[Instruction] Convert the material below into a JSON list of strings, one string per line, leaving out any blank lines.

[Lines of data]
* * * * * * * * *

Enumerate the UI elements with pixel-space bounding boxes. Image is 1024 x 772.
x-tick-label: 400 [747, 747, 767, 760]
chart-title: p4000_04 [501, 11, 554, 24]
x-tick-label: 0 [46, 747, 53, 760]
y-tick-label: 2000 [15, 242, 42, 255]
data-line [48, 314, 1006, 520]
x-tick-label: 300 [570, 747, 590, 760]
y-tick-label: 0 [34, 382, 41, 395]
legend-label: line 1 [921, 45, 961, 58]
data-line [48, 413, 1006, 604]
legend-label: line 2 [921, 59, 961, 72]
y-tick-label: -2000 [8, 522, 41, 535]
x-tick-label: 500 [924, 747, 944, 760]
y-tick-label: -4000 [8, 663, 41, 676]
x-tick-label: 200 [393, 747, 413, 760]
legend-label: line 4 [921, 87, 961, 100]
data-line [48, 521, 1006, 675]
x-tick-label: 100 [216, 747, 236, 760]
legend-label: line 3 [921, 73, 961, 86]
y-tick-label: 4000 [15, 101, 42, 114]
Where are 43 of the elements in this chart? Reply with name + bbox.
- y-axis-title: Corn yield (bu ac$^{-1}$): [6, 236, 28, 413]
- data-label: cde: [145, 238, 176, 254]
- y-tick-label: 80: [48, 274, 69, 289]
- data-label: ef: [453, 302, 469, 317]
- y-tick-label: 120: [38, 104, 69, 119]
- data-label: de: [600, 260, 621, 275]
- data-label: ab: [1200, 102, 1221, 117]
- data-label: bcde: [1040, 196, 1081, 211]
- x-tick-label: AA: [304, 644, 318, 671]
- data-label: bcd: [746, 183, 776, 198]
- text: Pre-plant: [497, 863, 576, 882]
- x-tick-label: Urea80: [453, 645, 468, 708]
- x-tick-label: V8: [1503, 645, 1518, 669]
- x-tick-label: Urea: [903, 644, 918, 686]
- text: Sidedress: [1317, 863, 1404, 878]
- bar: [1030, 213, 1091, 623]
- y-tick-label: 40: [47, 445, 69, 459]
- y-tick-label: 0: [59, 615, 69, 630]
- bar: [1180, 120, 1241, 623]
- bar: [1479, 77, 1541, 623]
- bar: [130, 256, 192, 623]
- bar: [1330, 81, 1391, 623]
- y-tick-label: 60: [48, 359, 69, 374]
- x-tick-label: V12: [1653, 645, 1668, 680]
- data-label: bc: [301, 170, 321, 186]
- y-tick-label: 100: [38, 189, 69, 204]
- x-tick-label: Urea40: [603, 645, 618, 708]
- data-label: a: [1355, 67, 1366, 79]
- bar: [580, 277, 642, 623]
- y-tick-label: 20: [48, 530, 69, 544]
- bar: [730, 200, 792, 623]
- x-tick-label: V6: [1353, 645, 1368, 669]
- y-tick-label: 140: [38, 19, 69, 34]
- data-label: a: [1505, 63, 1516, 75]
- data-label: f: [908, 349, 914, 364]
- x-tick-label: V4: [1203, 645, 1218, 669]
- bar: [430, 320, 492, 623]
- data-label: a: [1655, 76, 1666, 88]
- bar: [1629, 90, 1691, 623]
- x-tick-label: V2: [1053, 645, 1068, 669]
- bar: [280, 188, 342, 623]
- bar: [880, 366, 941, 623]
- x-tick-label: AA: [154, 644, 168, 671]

* * * * * * * * *

[Finished task]
[
  "Enumerate the UI elements with pixel-space bounding boxes. Image is 1024 x 772.",
  "x-tick-label: 400 [747, 747, 767, 760]",
  "chart-title: p4000_04 [501, 11, 554, 24]",
  "x-tick-label: 0 [46, 747, 53, 760]",
  "y-tick-label: 2000 [15, 242, 42, 255]",
  "data-line [48, 314, 1006, 520]",
  "x-tick-label: 300 [570, 747, 590, 760]",
  "y-tick-label: 0 [34, 382, 41, 395]",
  "legend-label: line 1 [921, 45, 961, 58]",
  "data-line [48, 413, 1006, 604]",
  "legend-label: line 2 [921, 59, 961, 72]",
  "y-tick-label: -2000 [8, 522, 41, 535]",
  "x-tick-label: 500 [924, 747, 944, 760]",
  "y-tick-label: -4000 [8, 663, 41, 676]",
  "x-tick-label: 200 [393, 747, 413, 760]",
  "legend-label: line 4 [921, 87, 961, 100]",
  "data-line [48, 521, 1006, 675]",
  "x-tick-label: 100 [216, 747, 236, 760]",
  "legend-label: line 3 [921, 73, 961, 86]",
  "y-tick-label: 4000 [15, 101, 42, 114]",
  "Where are 43 of the elements in this chart? Reply with name + bbox.",
  "- y-axis-title: Corn yield (bu ac$^{-1}$): [6, 236, 28, 413]",
  "- data-label: cde: [145, 238, 176, 254]",
  "- y-tick-label: 80: [48, 274, 69, 289]",
  "- data-label: ef: [453, 302, 469, 317]",
  "- y-tick-label: 120: [38, 104, 69, 119]",
  "- data-label: de: [600, 260, 621, 275]",
  "- data-label: ab: [1200, 102, 1221, 117]",
  "- data-label: bcde: [1040, 196, 1081, 211]",
  "- x-tick-label: AA: [304, 644, 318, 671]",
  "- data-label: bcd: [746, 183, 776, 198]",
  "- text: Pre-plant: [497, 863, 576, 882]",
  "- x-tick-label: Urea80: [453, 645, 468, 708]",
  "- x-tick-label: V8: [1503, 645, 1518, 669]",
  "- x-tick-label: Urea: [903, 644, 918, 686]",
  "- text: Sidedress: [1317, 863, 1404, 878]",
  "- bar: [1030, 213, 1091, 623]",
  "- y-tick-label: 40: [47, 445, 69, 459]",
  "- y-tick-label: 0: [59, 615, 69, 630]",
  "- bar: [1180, 120, 1241, 623]",
  "- bar: [1479, 77, 1541, 623]",
  "- bar: [130, 256, 192, 623]",
  "- bar: [1330, 81, 1391, 623]",
  "- y-tick-label: 60: [48, 359, 69, 374]",
  "- x-tick-label: V12: [1653, 645, 1668, 680]",
  "- data-label: bc: [301, 170, 321, 186]",
  "- y-tick-label: 100: [38, 189, 69, 204]",
  "- x-tick-label: Urea40: [603, 645, 618, 708]",
  "- data-label: a: [1355, 67, 1366, 79]",
  "- bar: [580, 277, 642, 623]",
  "- y-tick-label: 20: [48, 530, 69, 544]",
  "- bar: [730, 200, 792, 623]",
  "- x-tick-label: V6: [1353, 645, 1368, 669]",
  "- y-tick-label: 140: [38, 19, 69, 34]",
  "- data-label: a: [1505, 63, 1516, 75]",
  "- data-label: f: [908, 349, 914, 364]",
  "- x-tick-label: V4: [1203, 645, 1218, 669]",
  "- bar: [430, 320, 492, 623]",
  "- data-label: a: [1655, 76, 1666, 88]",
  "- bar: [1629, 90, 1691, 623]",
  "- x-tick-label: V2: [1053, 645, 1068, 669]",
  "- bar: [280, 188, 342, 623]",
  "- bar: [880, 366, 941, 623]",
  "- x-tick-label: AA: [154, 644, 168, 671]"
]